CHALLENGE — Exactly reproduce each line of the listing that follows.

RAW RECORDS —
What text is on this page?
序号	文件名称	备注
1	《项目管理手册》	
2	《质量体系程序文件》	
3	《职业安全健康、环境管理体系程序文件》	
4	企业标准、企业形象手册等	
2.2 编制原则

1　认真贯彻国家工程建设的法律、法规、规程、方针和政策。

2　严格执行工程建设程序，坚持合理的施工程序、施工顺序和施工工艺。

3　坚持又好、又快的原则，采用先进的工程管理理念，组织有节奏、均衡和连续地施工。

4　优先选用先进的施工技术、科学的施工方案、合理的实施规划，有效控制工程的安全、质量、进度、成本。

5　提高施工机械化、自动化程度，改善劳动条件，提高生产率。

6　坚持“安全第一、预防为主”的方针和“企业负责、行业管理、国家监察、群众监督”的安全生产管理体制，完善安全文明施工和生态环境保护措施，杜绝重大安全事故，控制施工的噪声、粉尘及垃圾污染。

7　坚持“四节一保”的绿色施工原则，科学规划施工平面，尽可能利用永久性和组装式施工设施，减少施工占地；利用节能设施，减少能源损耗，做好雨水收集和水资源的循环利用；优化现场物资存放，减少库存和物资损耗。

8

CORRECT RESULT —
What text is on this page?
序号	文件名称	备注
1	《项目管理手册》	
2	《质量体系程序文件》	
3	《职业安全健康、环境管理体系程序文件》	
4	企业标准、企业形象手册等	
2.2 编制原则

1　认真贯彻国家工程建设的法律、法规、规程、方针和政策。

2　严格执行工程建设程序，坚持合理的施工程序、施工顺序和施工工艺。

3　坚持又好、又快的原则，采用先进的工程管理理念，组织有节奏、均衡和连续地施工。

4　优先选用先进的施工技术、科学的施工方案、合理的实施规划，有效控制工程的安全、质量、进度、成本。

5　提高施工机械化、自动化程度，改善劳动条件，提高生产率。

6　坚持“安全第一、预防为主”的方针和“企业负责、行业管理、国家监察、群众监督”的安全生产管理体制，完善安全文明施工和生态环境保护措施，杜绝重大安全事故，控制施工的噪声、粉尘及垃圾污染。

7　坚持“四节一保”的绿色施工原则，科学规划施工平面，尽可能利用永久性和组装式施工设施，减少施工占地；利用节能设施，减少能源损耗，做好雨水收集和水资源的循环利用；优化现场物资存放，减少库存和物资损耗。

8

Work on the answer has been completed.